> What the task requires: Transcribe all of the records precisely as they are presented.

> Data entries:
□ □ □ □
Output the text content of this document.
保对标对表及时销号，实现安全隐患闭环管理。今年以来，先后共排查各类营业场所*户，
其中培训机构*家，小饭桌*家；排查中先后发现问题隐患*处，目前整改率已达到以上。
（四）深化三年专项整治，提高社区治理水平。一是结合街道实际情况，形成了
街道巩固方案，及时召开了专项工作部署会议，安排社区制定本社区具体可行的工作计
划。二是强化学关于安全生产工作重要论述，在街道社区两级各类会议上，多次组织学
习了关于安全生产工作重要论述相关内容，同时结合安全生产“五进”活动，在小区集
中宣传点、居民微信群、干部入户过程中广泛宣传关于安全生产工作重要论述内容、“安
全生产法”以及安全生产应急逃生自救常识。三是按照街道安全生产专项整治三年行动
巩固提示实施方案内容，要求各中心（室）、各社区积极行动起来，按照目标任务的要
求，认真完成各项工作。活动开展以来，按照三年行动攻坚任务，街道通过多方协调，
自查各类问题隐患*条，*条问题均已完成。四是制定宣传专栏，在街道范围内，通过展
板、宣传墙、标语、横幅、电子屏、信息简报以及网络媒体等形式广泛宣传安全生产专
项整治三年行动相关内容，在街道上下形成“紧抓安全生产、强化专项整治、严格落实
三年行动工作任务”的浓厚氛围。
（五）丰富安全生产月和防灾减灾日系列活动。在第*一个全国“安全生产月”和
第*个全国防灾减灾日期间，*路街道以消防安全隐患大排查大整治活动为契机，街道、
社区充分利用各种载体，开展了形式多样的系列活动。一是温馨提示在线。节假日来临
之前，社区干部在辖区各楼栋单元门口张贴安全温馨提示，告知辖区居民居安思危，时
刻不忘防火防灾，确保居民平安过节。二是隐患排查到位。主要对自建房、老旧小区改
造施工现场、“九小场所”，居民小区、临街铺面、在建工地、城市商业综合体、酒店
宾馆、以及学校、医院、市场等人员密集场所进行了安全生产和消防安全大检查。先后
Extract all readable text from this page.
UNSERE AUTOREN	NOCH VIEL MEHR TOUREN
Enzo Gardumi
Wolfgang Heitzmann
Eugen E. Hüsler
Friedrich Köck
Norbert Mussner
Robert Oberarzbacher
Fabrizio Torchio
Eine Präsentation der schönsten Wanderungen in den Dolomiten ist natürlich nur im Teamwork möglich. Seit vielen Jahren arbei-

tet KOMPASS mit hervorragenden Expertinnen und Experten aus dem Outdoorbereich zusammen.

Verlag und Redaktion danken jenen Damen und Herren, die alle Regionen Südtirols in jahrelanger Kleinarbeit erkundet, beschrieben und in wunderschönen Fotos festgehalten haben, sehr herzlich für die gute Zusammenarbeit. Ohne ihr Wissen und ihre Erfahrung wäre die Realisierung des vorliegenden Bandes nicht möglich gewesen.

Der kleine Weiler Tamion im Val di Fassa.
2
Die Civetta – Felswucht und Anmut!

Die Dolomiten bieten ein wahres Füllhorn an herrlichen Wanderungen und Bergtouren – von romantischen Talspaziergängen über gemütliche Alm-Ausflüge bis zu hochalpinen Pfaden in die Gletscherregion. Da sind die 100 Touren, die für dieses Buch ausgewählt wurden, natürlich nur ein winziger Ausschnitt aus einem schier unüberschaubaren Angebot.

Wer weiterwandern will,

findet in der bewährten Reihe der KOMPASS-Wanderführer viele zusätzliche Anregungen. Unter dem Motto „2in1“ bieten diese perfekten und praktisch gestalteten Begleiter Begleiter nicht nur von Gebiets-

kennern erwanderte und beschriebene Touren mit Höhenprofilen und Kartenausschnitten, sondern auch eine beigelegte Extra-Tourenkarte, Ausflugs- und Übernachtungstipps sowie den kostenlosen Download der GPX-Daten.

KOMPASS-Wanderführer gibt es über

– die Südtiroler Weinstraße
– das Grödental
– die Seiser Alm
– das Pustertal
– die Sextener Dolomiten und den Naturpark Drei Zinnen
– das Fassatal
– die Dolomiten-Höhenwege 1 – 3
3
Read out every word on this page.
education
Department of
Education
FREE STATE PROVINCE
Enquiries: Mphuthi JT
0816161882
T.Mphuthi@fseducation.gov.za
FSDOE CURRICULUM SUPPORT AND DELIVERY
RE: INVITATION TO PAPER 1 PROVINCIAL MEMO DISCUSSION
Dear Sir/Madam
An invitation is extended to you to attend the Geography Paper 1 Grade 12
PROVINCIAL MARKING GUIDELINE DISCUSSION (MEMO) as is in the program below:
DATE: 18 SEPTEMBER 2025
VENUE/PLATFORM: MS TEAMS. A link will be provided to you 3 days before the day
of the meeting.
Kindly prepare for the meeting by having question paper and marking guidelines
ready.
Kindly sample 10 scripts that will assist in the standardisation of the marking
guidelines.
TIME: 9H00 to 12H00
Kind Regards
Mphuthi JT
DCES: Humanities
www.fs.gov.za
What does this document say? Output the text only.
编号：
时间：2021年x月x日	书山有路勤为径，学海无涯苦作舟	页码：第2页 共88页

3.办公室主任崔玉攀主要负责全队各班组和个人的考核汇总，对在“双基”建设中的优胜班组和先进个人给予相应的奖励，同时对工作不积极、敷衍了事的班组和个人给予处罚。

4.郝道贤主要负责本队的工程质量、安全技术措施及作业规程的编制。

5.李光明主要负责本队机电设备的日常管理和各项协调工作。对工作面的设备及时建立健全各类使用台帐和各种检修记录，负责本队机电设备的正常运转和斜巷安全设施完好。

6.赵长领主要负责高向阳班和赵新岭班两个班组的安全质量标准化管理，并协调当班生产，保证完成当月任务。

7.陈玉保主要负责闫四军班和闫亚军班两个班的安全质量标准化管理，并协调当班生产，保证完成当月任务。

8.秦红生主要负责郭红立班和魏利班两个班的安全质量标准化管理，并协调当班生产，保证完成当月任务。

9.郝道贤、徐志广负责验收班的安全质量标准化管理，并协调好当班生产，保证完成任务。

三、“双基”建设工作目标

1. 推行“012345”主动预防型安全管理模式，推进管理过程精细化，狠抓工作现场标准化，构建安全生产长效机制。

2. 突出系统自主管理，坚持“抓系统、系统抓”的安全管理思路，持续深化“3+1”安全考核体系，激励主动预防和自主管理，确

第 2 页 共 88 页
□ □ □ □
> Exercise result:
Output the text content of this document.
保对标对表及时销号，实现安全隐患闭环管理。今年以来，先后共排查各类营业场所*户，
其中培训机构*家，小饭桌*家；排查中先后发现问题隐患*处，目前整改率已达到以上。
（四）深化三年专项整治，提高社区治理水平。一是结合街道实际情况，形成了
街道巩固方案，及时召开了专项工作部署会议，安排社区制定本社区具体可行的工作计
划。二是强化学关于安全生产工作重要论述，在街道社区两级各类会议上，多次组织学
习了关于安全生产工作重要论述相关内容，同时结合安全生产“五进”活动，在小区集
中宣传点、居民微信群、干部入户过程中广泛宣传关于安全生产工作重要论述内容、“安
全生产法”以及安全生产应急逃生自救常识。三是按照街道安全生产专项整治三年行动
巩固提示实施方案内容，要求各中心（室）、各社区积极行动起来，按照目标任务的要
求，认真完成各项工作。活动开展以来，按照三年行动攻坚任务，街道通过多方协调，
自查各类问题隐患*条，*条问题均已完成。四是制定宣传专栏，在街道范围内，通过展
板、宣传墙、标语、横幅、电子屏、信息简报以及网络媒体等形式广泛宣传安全生产专
项整治三年行动相关内容，在街道上下形成“紧抓安全生产、强化专项整治、严格落实
三年行动工作任务”的浓厚氛围。
（五）丰富安全生产月和防灾减灾日系列活动。在第*一个全国“安全生产月”和
第*个全国防灾减灾日期间，*路街道以消防安全隐患大排查大整治活动为契机，街道、
社区充分利用各种载体，开展了形式多样的系列活动。一是温馨提示在线。节假日来临
之前，社区干部在辖区各楼栋单元门口张贴安全温馨提示，告知辖区居民居安思危，时
刻不忘防火防灾，确保居民平安过节。二是隐患排查到位。主要对自建房、老旧小区改
造施工现场、“九小场所”，居民小区、临街铺面、在建工地、城市商业综合体、酒店
宾馆、以及学校、医院、市场等人员密集场所进行了安全生产和消防安全大检查。先后
Extract all readable text from this page.
UNSERE AUTOREN	NOCH VIEL MEHR TOUREN
Enzo Gardumi
Wolfgang Heitzmann
Eugen E. Hüsler
Friedrich Köck
Norbert Mussner
Robert Oberarzbacher
Fabrizio Torchio
Eine Präsentation der schönsten Wanderungen in den Dolomiten ist natürlich nur im Teamwork möglich. Seit vielen Jahren arbei-

tet KOMPASS mit hervorragenden Expertinnen und Experten aus dem Outdoorbereich zusammen.

Verlag und Redaktion danken jenen Damen und Herren, die alle Regionen Südtirols in jahrelanger Kleinarbeit erkundet, beschrieben und in wunderschönen Fotos festgehalten haben, sehr herzlich für die gute Zusammenarbeit. Ohne ihr Wissen und ihre Erfahrung wäre die Realisierung des vorliegenden Bandes nicht möglich gewesen.

Der kleine Weiler Tamion im Val di Fassa.
2
Die Civetta – Felswucht und Anmut!

Die Dolomiten bieten ein wahres Füllhorn an herrlichen Wanderungen und Bergtouren – von romantischen Talspaziergängen über gemütliche Alm-Ausflüge bis zu hochalpinen Pfaden in die Gletscherregion. Da sind die 100 Touren, die für dieses Buch ausgewählt wurden, natürlich nur ein winziger Ausschnitt aus einem schier unüberschaubaren Angebot.

Wer weiterwandern will,

findet in der bewährten Reihe der KOMPASS-Wanderführer viele zusätzliche Anregungen. Unter dem Motto „2in1“ bieten diese perfekten und praktisch gestalteten Begleiter Begleiter nicht nur von Gebiets-

kennern erwanderte und beschriebene Touren mit Höhenprofilen und Kartenausschnitten, sondern auch eine beigelegte Extra-Tourenkarte, Ausflugs- und Übernachtungstipps sowie den kostenlosen Download der GPX-Daten.

KOMPASS-Wanderführer gibt es über

– die Südtiroler Weinstraße
– das Grödental
– die Seiser Alm
– das Pustertal
– die Sextener Dolomiten und den Naturpark Drei Zinnen
– das Fassatal
– die Dolomiten-Höhenwege 1 – 3
3
Read out every word on this page.
education
Department of
Education
FREE STATE PROVINCE
Enquiries: Mphuthi JT
0816161882
T.Mphuthi@fseducation.gov.za
FSDOE CURRICULUM SUPPORT AND DELIVERY
RE: INVITATION TO PAPER 1 PROVINCIAL MEMO DISCUSSION
Dear Sir/Madam
An invitation is extended to you to attend the Geography Paper 1 Grade 12
PROVINCIAL MARKING GUIDELINE DISCUSSION (MEMO) as is in the program below:
DATE: 18 SEPTEMBER 2025
VENUE/PLATFORM: MS TEAMS. A link will be provided to you 3 days before the day
of the meeting.
Kindly prepare for the meeting by having question paper and marking guidelines
ready.
Kindly sample 10 scripts that will assist in the standardisation of the marking
guidelines.
TIME: 9H00 to 12H00
Kind Regards
Mphuthi JT
DCES: Humanities
www.fs.gov.za
What does this document say? Output the text only.
编号：
时间：2021年x月x日	书山有路勤为径，学海无涯苦作舟	页码：第2页 共88页

3.办公室主任崔玉攀主要负责全队各班组和个人的考核汇总，对在“双基”建设中的优胜班组和先进个人给予相应的奖励，同时对工作不积极、敷衍了事的班组和个人给予处罚。

4.郝道贤主要负责本队的工程质量、安全技术措施及作业规程的编制。

5.李光明主要负责本队机电设备的日常管理和各项协调工作。对工作面的设备及时建立健全各类使用台帐和各种检修记录，负责本队机电设备的正常运转和斜巷安全设施完好。

6.赵长领主要负责高向阳班和赵新岭班两个班组的安全质量标准化管理，并协调当班生产，保证完成当月任务。

7.陈玉保主要负责闫四军班和闫亚军班两个班的安全质量标准化管理，并协调当班生产，保证完成当月任务。

8.秦红生主要负责郭红立班和魏利班两个班的安全质量标准化管理，并协调当班生产，保证完成当月任务。

9.郝道贤、徐志广负责验收班的安全质量标准化管理，并协调好当班生产，保证完成任务。

三、“双基”建设工作目标

1. 推行“012345”主动预防型安全管理模式，推进管理过程精细化，狠抓工作现场标准化，构建安全生产长效机制。

2. 突出系统自主管理，坚持“抓系统、系统抓”的安全管理思路，持续深化“3+1”安全考核体系，激励主动预防和自主管理，确

第 2 页 共 88 页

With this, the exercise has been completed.